---- DATASET EXCERPTS
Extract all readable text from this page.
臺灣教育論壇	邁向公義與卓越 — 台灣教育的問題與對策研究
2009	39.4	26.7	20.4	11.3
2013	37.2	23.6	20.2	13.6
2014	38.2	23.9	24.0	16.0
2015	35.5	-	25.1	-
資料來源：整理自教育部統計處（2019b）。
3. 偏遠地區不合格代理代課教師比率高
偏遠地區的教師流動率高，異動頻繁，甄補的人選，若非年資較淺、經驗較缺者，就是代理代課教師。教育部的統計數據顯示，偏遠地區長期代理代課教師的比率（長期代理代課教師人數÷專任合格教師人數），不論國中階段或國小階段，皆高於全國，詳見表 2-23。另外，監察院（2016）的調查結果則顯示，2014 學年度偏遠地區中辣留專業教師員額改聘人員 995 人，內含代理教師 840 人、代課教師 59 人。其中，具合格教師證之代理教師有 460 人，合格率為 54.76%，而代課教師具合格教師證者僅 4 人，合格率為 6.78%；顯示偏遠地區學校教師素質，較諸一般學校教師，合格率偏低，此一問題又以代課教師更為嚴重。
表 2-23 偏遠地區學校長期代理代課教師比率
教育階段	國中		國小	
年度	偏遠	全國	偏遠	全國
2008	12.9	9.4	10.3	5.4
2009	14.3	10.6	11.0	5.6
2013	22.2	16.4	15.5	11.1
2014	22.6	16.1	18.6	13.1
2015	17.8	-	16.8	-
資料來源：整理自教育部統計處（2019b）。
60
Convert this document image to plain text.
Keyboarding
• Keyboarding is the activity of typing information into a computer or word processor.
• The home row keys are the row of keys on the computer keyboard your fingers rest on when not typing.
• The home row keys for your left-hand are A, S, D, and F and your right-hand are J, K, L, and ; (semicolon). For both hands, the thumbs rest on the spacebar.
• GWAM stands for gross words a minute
--------
PROBLEM REQUIREMENTS:
Retype every record above exactly as written.

SOLUTION FOR THIS EXERCISE:
Extract all readable text from this page.
臺灣教育論壇	邁向公義與卓越 — 台灣教育的問題與對策研究
2009	39.4	26.7	20.4	11.3
2013	37.2	23.6	20.2	13.6
2014	38.2	23.9	24.0	16.0
2015	35.5	-	25.1	-
資料來源：整理自教育部統計處（2019b）。
3. 偏遠地區不合格代理代課教師比率高
偏遠地區的教師流動率高，異動頻繁，甄補的人選，若非年資較淺、經驗較缺者，就是代理代課教師。教育部的統計數據顯示，偏遠地區長期代理代課教師的比率（長期代理代課教師人數÷專任合格教師人數），不論國中階段或國小階段，皆高於全國，詳見表 2-23。另外，監察院（2016）的調查結果則顯示，2014 學年度偏遠地區中辣留專業教師員額改聘人員 995 人，內含代理教師 840 人、代課教師 59 人。其中，具合格教師證之代理教師有 460 人，合格率為 54.76%，而代課教師具合格教師證者僅 4 人，合格率為 6.78%；顯示偏遠地區學校教師素質，較諸一般學校教師，合格率偏低，此一問題又以代課教師更為嚴重。
表 2-23 偏遠地區學校長期代理代課教師比率
教育階段	國中		國小	
年度	偏遠	全國	偏遠	全國
2008	12.9	9.4	10.3	5.4
2009	14.3	10.6	11.0	5.6
2013	22.2	16.4	15.5	11.1
2014	22.6	16.1	18.6	13.1
2015	17.8	-	16.8	-
資料來源：整理自教育部統計處（2019b）。
60
Convert this document image to plain text.
Keyboarding
• Keyboarding is the activity of typing information into a computer or word processor.
• The home row keys are the row of keys on the computer keyboard your fingers rest on when not typing.
• The home row keys for your left-hand are A, S, D, and F and your right-hand are J, K, L, and ; (semicolon). For both hands, the thumbs rest on the spacebar.
• GWAM stands for gross words a minute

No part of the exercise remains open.